## Records provided
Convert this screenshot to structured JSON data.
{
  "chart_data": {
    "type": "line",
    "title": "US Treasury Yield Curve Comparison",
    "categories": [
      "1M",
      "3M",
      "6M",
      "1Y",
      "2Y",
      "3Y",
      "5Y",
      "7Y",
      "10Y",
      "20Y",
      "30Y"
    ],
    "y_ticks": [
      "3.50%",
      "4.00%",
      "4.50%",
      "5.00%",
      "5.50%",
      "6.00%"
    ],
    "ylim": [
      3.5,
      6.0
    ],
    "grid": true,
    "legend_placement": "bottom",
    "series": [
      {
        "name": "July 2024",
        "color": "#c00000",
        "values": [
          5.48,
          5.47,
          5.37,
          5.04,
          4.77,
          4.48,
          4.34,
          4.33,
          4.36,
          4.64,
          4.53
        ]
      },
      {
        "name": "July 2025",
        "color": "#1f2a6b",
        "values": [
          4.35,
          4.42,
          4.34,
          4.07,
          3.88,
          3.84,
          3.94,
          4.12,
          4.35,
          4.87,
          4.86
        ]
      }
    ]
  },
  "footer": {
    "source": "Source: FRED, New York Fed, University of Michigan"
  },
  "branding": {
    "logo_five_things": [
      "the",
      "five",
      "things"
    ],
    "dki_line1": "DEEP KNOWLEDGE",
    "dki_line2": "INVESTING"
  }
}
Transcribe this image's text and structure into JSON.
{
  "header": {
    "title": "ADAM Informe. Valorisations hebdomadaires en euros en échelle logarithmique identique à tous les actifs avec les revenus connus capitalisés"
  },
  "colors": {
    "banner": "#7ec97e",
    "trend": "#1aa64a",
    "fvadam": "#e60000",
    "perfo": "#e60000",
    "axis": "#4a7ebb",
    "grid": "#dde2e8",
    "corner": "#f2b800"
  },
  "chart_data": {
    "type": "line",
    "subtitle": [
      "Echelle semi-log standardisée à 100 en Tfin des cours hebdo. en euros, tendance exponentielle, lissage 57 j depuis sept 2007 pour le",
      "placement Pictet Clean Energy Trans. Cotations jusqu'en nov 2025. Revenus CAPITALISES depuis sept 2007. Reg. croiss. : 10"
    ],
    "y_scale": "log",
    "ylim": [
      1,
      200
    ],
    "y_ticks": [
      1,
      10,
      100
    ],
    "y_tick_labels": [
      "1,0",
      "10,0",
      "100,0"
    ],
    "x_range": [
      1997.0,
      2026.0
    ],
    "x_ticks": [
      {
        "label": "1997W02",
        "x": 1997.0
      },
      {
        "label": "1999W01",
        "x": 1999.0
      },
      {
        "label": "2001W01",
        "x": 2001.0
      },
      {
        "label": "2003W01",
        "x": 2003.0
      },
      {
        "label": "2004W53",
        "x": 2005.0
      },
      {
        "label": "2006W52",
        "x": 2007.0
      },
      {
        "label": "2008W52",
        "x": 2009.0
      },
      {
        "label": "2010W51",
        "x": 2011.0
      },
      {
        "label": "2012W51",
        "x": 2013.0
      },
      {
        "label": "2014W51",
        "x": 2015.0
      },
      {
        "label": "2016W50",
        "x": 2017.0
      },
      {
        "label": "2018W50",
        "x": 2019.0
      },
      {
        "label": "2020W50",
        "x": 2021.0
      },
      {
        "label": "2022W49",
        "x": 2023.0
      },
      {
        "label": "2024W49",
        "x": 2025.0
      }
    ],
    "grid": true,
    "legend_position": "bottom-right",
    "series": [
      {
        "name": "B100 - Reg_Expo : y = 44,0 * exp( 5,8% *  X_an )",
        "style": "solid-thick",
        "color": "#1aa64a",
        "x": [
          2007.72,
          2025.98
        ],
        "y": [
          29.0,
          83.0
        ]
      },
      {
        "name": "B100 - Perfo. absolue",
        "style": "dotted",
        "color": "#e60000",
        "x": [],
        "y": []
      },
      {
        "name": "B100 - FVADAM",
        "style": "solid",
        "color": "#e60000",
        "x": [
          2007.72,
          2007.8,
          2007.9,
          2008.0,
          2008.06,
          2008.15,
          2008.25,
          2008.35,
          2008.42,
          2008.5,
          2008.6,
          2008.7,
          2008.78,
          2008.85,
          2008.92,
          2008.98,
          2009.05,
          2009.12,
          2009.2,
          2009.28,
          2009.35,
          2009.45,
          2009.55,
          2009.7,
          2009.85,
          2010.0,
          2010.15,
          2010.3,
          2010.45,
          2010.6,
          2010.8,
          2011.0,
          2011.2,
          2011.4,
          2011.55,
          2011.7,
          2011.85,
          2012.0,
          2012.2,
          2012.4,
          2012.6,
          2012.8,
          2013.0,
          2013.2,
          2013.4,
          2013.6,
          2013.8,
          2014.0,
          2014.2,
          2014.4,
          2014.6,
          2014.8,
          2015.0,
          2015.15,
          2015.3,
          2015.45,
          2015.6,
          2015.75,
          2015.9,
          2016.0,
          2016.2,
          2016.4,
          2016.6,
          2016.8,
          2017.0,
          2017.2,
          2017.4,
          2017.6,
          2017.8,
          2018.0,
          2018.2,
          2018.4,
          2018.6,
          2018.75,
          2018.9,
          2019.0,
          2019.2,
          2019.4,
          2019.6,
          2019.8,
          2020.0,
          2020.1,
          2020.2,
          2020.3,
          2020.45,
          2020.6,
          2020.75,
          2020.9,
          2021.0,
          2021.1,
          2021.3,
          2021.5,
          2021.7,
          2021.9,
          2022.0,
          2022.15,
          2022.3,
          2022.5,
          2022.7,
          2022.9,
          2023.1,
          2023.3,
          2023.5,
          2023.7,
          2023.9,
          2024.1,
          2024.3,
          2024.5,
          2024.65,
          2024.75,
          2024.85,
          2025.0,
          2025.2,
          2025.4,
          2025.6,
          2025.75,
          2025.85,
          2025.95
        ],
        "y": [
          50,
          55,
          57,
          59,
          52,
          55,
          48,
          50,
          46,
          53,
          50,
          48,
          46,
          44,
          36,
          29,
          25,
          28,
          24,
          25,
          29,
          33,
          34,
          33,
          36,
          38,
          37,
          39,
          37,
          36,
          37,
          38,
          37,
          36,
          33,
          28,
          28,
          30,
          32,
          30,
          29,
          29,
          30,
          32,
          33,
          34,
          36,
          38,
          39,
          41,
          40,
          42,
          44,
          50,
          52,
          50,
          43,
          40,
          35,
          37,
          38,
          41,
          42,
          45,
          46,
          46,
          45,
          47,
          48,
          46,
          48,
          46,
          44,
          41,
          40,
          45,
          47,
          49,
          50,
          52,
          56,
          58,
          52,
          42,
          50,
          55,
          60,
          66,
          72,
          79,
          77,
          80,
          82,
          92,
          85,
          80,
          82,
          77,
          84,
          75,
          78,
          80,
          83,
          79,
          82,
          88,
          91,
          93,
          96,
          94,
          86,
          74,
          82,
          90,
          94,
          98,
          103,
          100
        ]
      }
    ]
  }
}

## Task instructions
Pull out each line of the listing that holds the string "sept".

## Exercise answer
      "Echelle semi-log standardisée à 100 en Tfin des cours hebdo. en euros, tendance exponentielle, lissage 57 j depuis sept 2007 pour le",
      "placement Pictet Clean Energy Trans. Cotations jusqu'en nov 2025. Revenus CAPITALISES depuis sept 2007. Reg. croiss. : 10"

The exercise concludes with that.